(Problem to work on)
Return the entries below verbatim. Pictures stay out.

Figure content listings
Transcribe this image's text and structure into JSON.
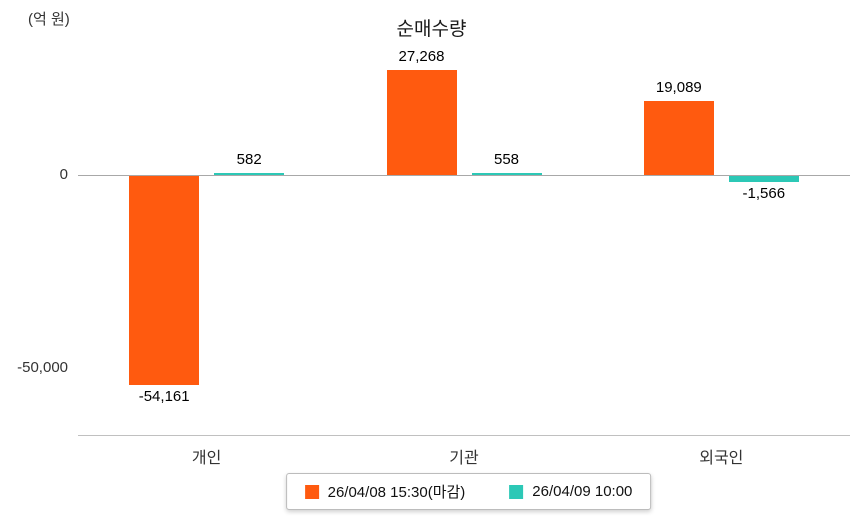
{
  "chart_data": {
    "type": "bar",
    "title": "순매수량",
    "unit_label": "(억 원)",
    "categories": [
      "개인",
      "기관",
      "외국인"
    ],
    "series": [
      {
        "name": "26/04/08 15:30(마감)",
        "color": "#ff5a0f",
        "values": [
          -54161,
          27268,
          19089
        ]
      },
      {
        "name": "26/04/09 10:00",
        "color": "#2cc8b6",
        "values": [
          582,
          558,
          -1566
        ]
      }
    ],
    "value_labels": [
      [
        "-54,161",
        "27,268",
        "19,089"
      ],
      [
        "582",
        "558",
        "-1,566"
      ]
    ],
    "y_ticks": [
      {
        "value": 0,
        "label": "0"
      },
      {
        "value": -50000,
        "label": "-50,000"
      }
    ],
    "ylim": [
      -60000,
      35000
    ],
    "grid": false,
    "legend_position": "bottom"
  }
}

(Task answer)
Transcribe this image's text and structure into JSON.
{
  "chart_data": {
    "type": "bar",
    "title": "순매수량",
    "unit_label": "(억 원)",
    "categories": [
      "개인",
      "기관",
      "외국인"
    ],
    "series": [
      {
        "name": "26/04/08 15:30(마감)",
        "color": "#ff5a0f",
        "values": [
          -54161,
          27268,
          19089
        ]
      },
      {
        "name": "26/04/09 10:00",
        "color": "#2cc8b6",
        "values": [
          582,
          558,
          -1566
        ]
      }
    ],
    "value_labels": [
      [
        "-54,161",
        "27,268",
        "19,089"
      ],
      [
        "582",
        "558",
        "-1,566"
      ]
    ],
    "y_ticks": [
      {
        "value": 0,
        "label": "0"
      },
      {
        "value": -50000,
        "label": "-50,000"
      }
    ],
    "ylim": [
      -60000,
      35000
    ],
    "grid": false,
    "legend_position": "bottom"
  }
}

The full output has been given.